▶ _Exercise instructions_:
Output nothing but the number of lines that include the word "this".

════════════════════

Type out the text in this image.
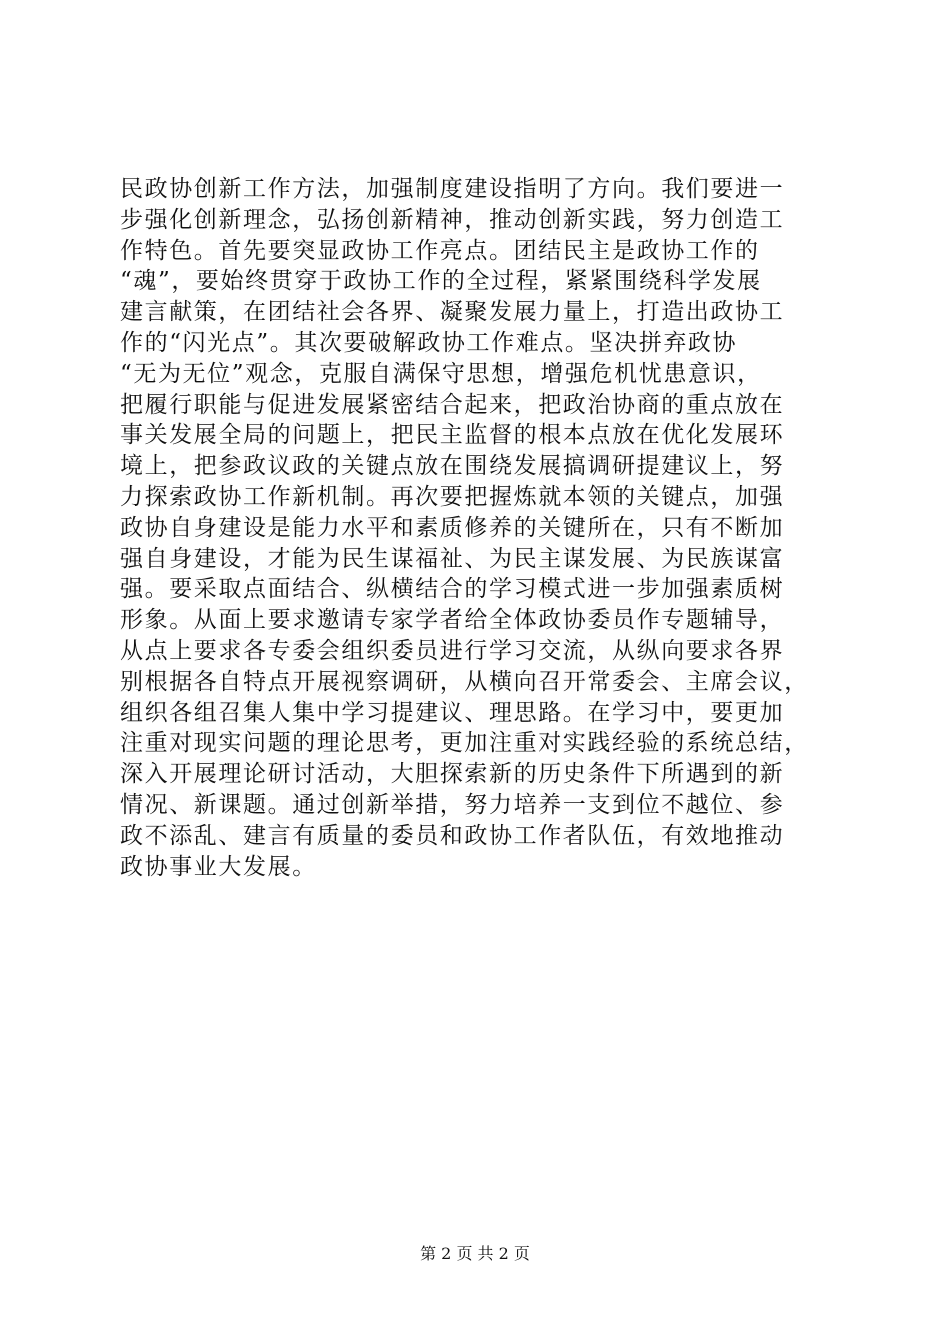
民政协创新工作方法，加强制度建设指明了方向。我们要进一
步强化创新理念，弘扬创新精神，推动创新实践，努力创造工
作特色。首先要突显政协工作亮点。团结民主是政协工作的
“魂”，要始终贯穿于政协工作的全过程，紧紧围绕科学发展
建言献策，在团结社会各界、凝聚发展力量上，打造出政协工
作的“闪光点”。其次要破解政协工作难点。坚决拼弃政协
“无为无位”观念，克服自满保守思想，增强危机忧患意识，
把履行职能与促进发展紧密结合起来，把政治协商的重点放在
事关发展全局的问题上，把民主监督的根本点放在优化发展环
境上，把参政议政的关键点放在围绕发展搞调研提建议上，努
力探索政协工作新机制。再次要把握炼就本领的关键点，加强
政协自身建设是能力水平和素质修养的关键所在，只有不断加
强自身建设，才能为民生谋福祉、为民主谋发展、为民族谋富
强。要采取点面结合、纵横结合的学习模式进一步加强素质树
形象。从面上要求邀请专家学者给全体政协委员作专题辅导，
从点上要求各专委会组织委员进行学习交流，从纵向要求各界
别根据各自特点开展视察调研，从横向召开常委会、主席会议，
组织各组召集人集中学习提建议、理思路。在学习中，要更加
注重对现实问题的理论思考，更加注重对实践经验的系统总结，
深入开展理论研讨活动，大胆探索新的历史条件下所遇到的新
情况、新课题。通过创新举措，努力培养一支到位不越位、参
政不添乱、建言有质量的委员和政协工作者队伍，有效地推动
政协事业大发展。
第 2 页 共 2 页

════════════════════

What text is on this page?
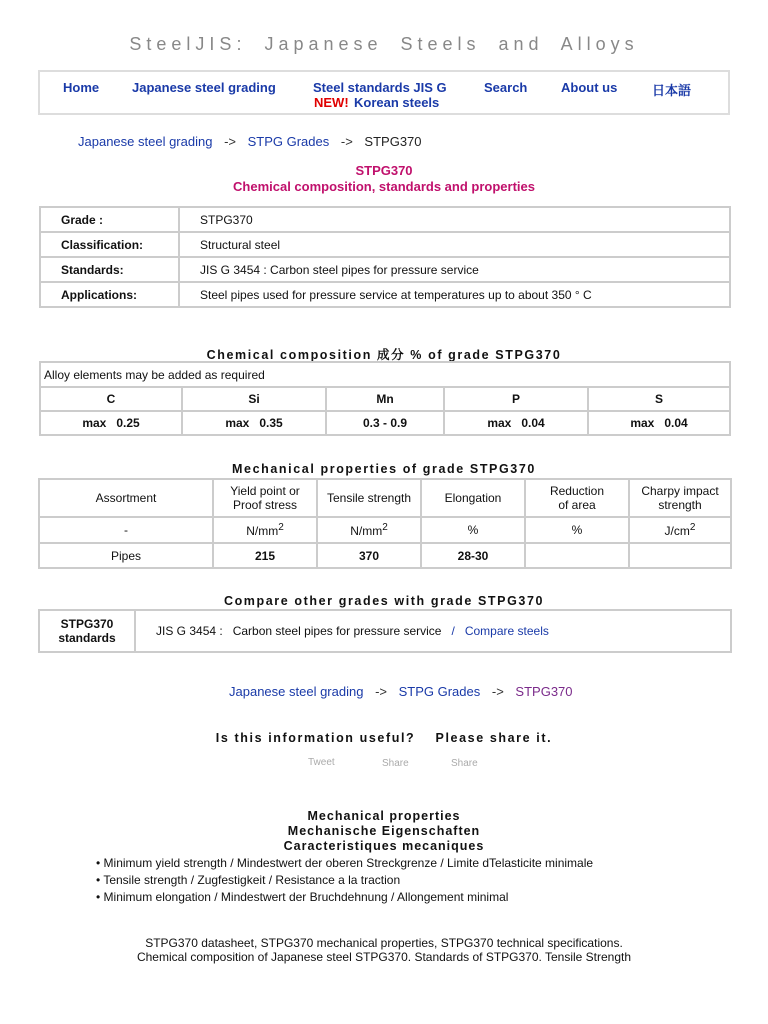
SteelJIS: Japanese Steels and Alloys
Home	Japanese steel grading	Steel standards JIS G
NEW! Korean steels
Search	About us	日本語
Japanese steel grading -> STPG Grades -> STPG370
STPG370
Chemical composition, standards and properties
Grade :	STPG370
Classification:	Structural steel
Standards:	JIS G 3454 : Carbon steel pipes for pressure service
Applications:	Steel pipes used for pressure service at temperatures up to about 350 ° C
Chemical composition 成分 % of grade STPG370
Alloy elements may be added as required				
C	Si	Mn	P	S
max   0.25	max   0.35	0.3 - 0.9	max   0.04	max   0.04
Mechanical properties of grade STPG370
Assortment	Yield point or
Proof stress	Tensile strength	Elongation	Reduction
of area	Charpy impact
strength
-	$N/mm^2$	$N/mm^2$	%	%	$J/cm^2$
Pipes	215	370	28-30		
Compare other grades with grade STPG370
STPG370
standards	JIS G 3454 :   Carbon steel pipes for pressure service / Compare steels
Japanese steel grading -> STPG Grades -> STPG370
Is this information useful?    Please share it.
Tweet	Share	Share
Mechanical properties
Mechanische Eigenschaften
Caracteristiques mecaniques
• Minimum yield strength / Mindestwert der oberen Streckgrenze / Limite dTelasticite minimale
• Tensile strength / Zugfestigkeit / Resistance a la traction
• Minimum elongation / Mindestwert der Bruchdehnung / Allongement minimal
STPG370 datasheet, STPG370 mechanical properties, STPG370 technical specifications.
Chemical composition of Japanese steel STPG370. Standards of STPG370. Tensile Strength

════════════════════

▶ _Exercise solution_:
3